[Recorded data]

---

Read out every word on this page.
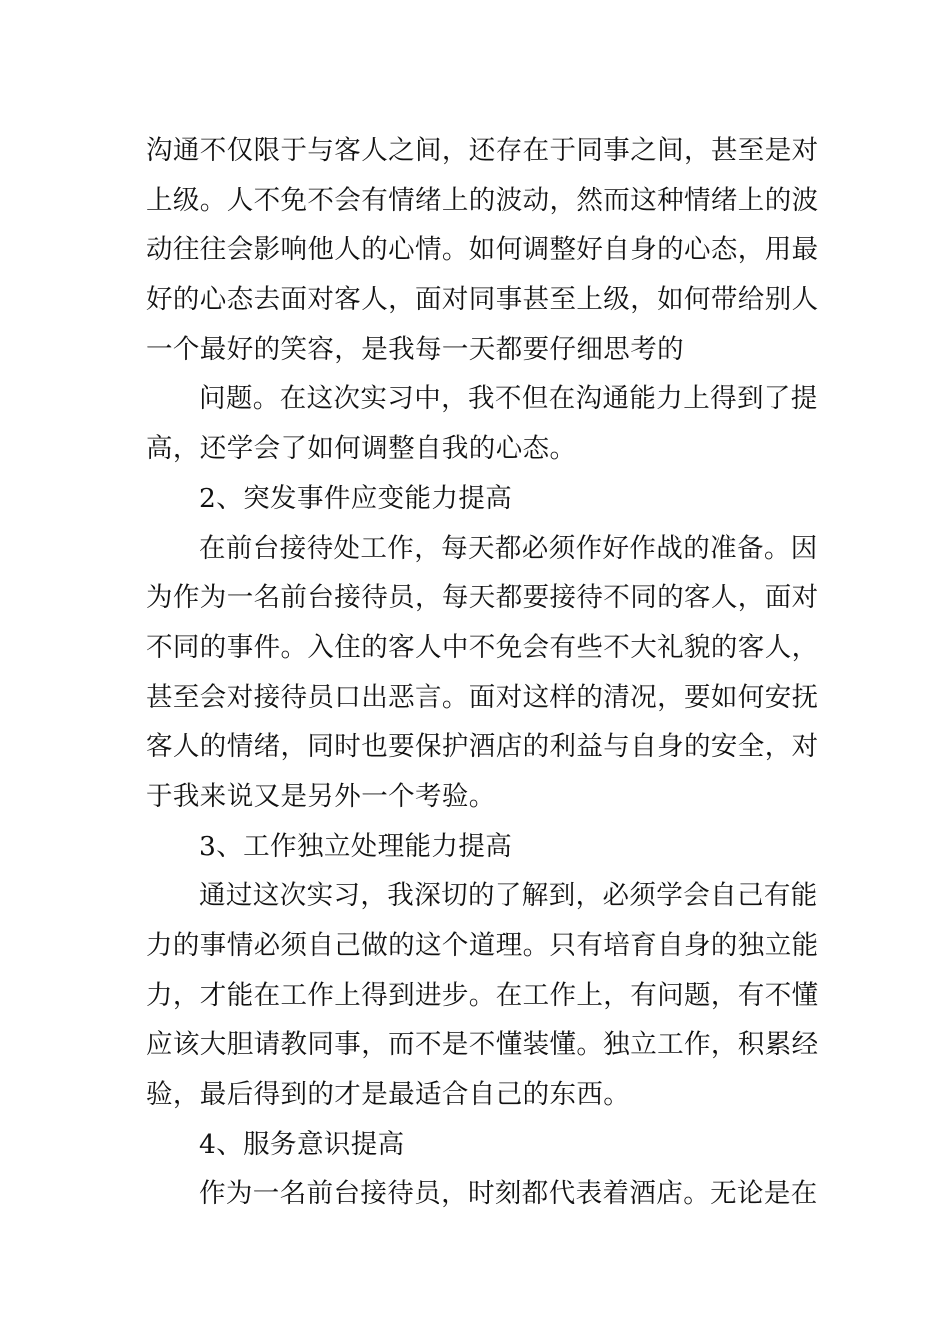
沟通不仅限于与客人之间，还存在于同事之间，甚至是对
上级。人不免不会有情绪上的波动，然而这种情绪上的波
动往往会影响他人的心情。如何调整好自身的心态，用最
好的心态去面对客人，面对同事甚至上级，如何带给别人
一个最好的笑容，是我每一天都要仔细思考的
问题。在这次实习中，我不但在沟通能力上得到了提
高，还学会了如何调整自我的心态。
2、突发事件应变能力提高
在前台接待处工作，每天都必须作好作战的准备。因
为作为一名前台接待员，每天都要接待不同的客人，面对
不同的事件。入住的客人中不免会有些不大礼貌的客人，
甚至会对接待员口出恶言。面对这样的清况，要如何安抚
客人的情绪，同时也要保护酒店的利益与自身的安全，对
于我来说又是另外一个考验。
3、工作独立处理能力提高
通过这次实习，我深切的了解到，必须学会自己有能
力的事情必须自己做的这个道理。只有培育自身的独立能
力，才能在工作上得到进步。在工作上，有问题，有不懂
应该大胆请教同事，而不是不懂装懂。独立工作，积累经
验，最后得到的才是最适合自己的东西。
4、服务意识提高
作为一名前台接待员，时刻都代表着酒店。无论是在
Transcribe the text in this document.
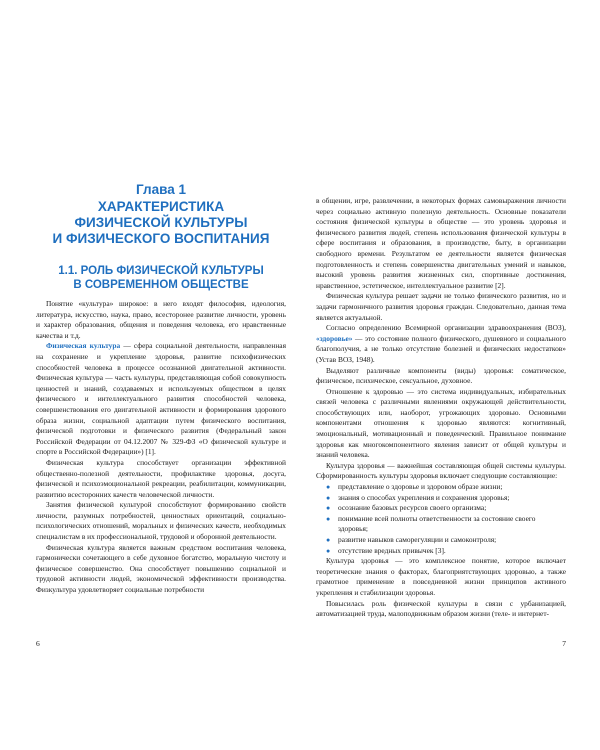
Глава 1
ХАРАКТЕРИСТИКА
ФИЗИЧЕСКОЙ КУЛЬТУРЫ
И ФИЗИЧЕСКОГО ВОСПИТАНИЯ
1.1. РОЛЬ ФИЗИЧЕСКОЙ КУЛЬТУРЫ
В СОВРЕМЕННОМ ОБЩЕСТВЕ

Понятие «культура» широкое: в него входят философия, идеология, литература, искусство, наука, право, всесторонее развитие личности, уровень и характер образования, общения и поведения человека, его нравственные качества и т.д.

Физическая культура — сфера социальной деятельности, направленная на сохранение и укрепление здоровья, развитие психофизических способностей человека в процессе осознанной двигательной активности. Физическая культура — часть культуры, представляющая собой совокупность ценностей и знаний, создаваемых и используемых обществом в целях физического и интеллектуального развития способностей человека, совершенствования его двигательной активности и формирования здорового образа жизни, социальной адаптации путем физического воспитания, физической подготовки и физического развития (Федеральный закон Российской Федерации от 04.12.2007 № 329-ФЗ «О физической культуре и спорте в Российской Федерации») [1].

Физическая культура способствует организации эффективной общественно-полезной деятельности, профилактике здоровья, досуга, физической и психоэмоциональной рекреации, реабилитации, коммуникации, развитию всесторонних качеств человеческой личности.

Занятия физической культурой способствуют формированию свойств личности, разумных потребностей, ценностных ориентаций, социально-психологических отношений, моральных и физических качеств, необходимых специалистам в их профессиональной, трудовой и оборонной деятельности.

Физическая культура является важным средством воспитания человека, гармонически сочетающего в себе духовное богатство, моральную чистоту и физическое совершенство. Она способствует повышению социальной и трудовой активности людей, экономической эффективности производства. Физкультура удовлетворяет социальные потребности

6

в общении, игре, развлечении, в некоторых формах самовыражения личности через социально активную полезную деятельность. Основные показатели состояния физической культуры в обществе — это уровень здоровья и физического развития людей, степень использования физической культуры в сфере воспитания и образования, в производстве, быту, в организации свободного времени. Результатом ее деятельности является физическая подготовленность и степень совершенства двигательных умений и навыков, высокий уровень развития жизненных сил, спортивные достижения, нравственное, эстетическое, интеллектуальное развитие [2].

Физическая культура решает задачи не только физического развития, но и задачи гармоничного развития здоровья граждан. Следовательно, данная тема является актуальной.

Согласно определению Всемирной организации здравоохранения (ВОЗ), «здоровье» — это состояние полного физического, душевного и социального благополучия, а не только отсутствие болезней и физических недостатков» (Устав ВОЗ, 1948).

Выделяют различные компоненты (виды) здоровья: соматическое, физическое, психическое, сексуальное, духовное.

Отношение к здоровью — это система индивидуальных, избирательных связей человека с различными явлениями окружающей действительности, способствующих или, наоборот, угрожающих здоровью. Основными компонентами отношения к здоровью являются: когнитивный, эмоциональный, мотивационный и поведенческий. Правильное понимание здоровья как многокомпонентного явления зависит от общей культуры и знаний человека.

Культура здоровья — важнейшая составляющая общей системы культуры. Сформированность культуры здоровья включает следующие составляющие:

● представление о здоровье и здоровом образе жизни;
● знания о способах укрепления и сохранения здоровья;
● осознание базовых ресурсов своего организма;
● понимание всей полноты ответственности за состояние своего здоровья;
● развитие навыков саморегуляции и самоконтроля;
● отсутствие вредных привычек [3].

Культура здоровья — это комплексное понятие, которое включает теоретические знания о факторах, благоприятствующих здоровью, а также грамотное применение в повседневной жизни принципов активного укрепления и стабилизации здоровья.

Повысилась роль физической культуры в связи с урбанизацией, автоматизацией труда, малоподвижным образом жизни (теле- и интернет-

7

---

▸ Aim: Nothing in the entries above should change when they are printed again, except that the pictures are dropped.

▸ Full solution:
Read out every word on this page.
沟通不仅限于与客人之间，还存在于同事之间，甚至是对
上级。人不免不会有情绪上的波动，然而这种情绪上的波
动往往会影响他人的心情。如何调整好自身的心态，用最
好的心态去面对客人，面对同事甚至上级，如何带给别人
一个最好的笑容，是我每一天都要仔细思考的
问题。在这次实习中，我不但在沟通能力上得到了提
高，还学会了如何调整自我的心态。
2、突发事件应变能力提高
在前台接待处工作，每天都必须作好作战的准备。因
为作为一名前台接待员，每天都要接待不同的客人，面对
不同的事件。入住的客人中不免会有些不大礼貌的客人，
甚至会对接待员口出恶言。面对这样的清况，要如何安抚
客人的情绪，同时也要保护酒店的利益与自身的安全，对
于我来说又是另外一个考验。
3、工作独立处理能力提高
通过这次实习，我深切的了解到，必须学会自己有能
力的事情必须自己做的这个道理。只有培育自身的独立能
力，才能在工作上得到进步。在工作上，有问题，有不懂
应该大胆请教同事，而不是不懂装懂。独立工作，积累经
验，最后得到的才是最适合自己的东西。
4、服务意识提高
作为一名前台接待员，时刻都代表着酒店。无论是在
Transcribe the text in this document.
Глава 1
ХАРАКТЕРИСТИКА
ФИЗИЧЕСКОЙ КУЛЬТУРЫ
И ФИЗИЧЕСКОГО ВОСПИТАНИЯ
1.1. РОЛЬ ФИЗИЧЕСКОЙ КУЛЬТУРЫ
В СОВРЕМЕННОМ ОБЩЕСТВЕ

Понятие «культура» широкое: в него входят философия, идеология, литература, искусство, наука, право, всесторонее развитие личности, уровень и характер образования, общения и поведения человека, его нравственные качества и т.д.

Физическая культура — сфера социальной деятельности, направленная на сохранение и укрепление здоровья, развитие психофизических способностей человека в процессе осознанной двигательной активности. Физическая культура — часть культуры, представляющая собой совокупность ценностей и знаний, создаваемых и используемых обществом в целях физического и интеллектуального развития способностей человека, совершенствования его двигательной активности и формирования здорового образа жизни, социальной адаптации путем физического воспитания, физической подготовки и физического развития (Федеральный закон Российской Федерации от 04.12.2007 № 329-ФЗ «О физической культуре и спорте в Российской Федерации») [1].

Физическая культура способствует организации эффективной общественно-полезной деятельности, профилактике здоровья, досуга, физической и психоэмоциональной рекреации, реабилитации, коммуникации, развитию всесторонних качеств человеческой личности.

Занятия физической культурой способствуют формированию свойств личности, разумных потребностей, ценностных ориентаций, социально-психологических отношений, моральных и физических качеств, необходимых специалистам в их профессиональной, трудовой и оборонной деятельности.

Физическая культура является важным средством воспитания человека, гармонически сочетающего в себе духовное богатство, моральную чистоту и физическое совершенство. Она способствует повышению социальной и трудовой активности людей, экономической эффективности производства. Физкультура удовлетворяет социальные потребности

6

в общении, игре, развлечении, в некоторых формах самовыражения личности через социально активную полезную деятельность. Основные показатели состояния физической культуры в обществе — это уровень здоровья и физического развития людей, степень использования физической культуры в сфере воспитания и образования, в производстве, быту, в организации свободного времени. Результатом ее деятельности является физическая подготовленность и степень совершенства двигательных умений и навыков, высокий уровень развития жизненных сил, спортивные достижения, нравственное, эстетическое, интеллектуальное развитие [2].

Физическая культура решает задачи не только физического развития, но и задачи гармоничного развития здоровья граждан. Следовательно, данная тема является актуальной.

Согласно определению Всемирной организации здравоохранения (ВОЗ), «здоровье» — это состояние полного физического, душевного и социального благополучия, а не только отсутствие болезней и физических недостатков» (Устав ВОЗ, 1948).

Выделяют различные компоненты (виды) здоровья: соматическое, физическое, психическое, сексуальное, духовное.

Отношение к здоровью — это система индивидуальных, избирательных связей человека с различными явлениями окружающей действительности, способствующих или, наоборот, угрожающих здоровью. Основными компонентами отношения к здоровью являются: когнитивный, эмоциональный, мотивационный и поведенческий. Правильное понимание здоровья как многокомпонентного явления зависит от общей культуры и знаний человека.

Культура здоровья — важнейшая составляющая общей системы культуры. Сформированность культуры здоровья включает следующие составляющие:

● представление о здоровье и здоровом образе жизни;
● знания о способах укрепления и сохранения здоровья;
● осознание базовых ресурсов своего организма;
● понимание всей полноты ответственности за состояние своего здоровья;
● развитие навыков саморегуляции и самоконтроля;
● отсутствие вредных привычек [3].

Культура здоровья — это комплексное понятие, которое включает теоретические знания о факторах, благоприятствующих здоровью, а также грамотное применение в повседневной жизни принципов активного укрепления и стабилизации здоровья.

Повысилась роль физической культуры в связи с урбанизацией, автоматизацией труда, малоподвижным образом жизни (теле- и интернет-

7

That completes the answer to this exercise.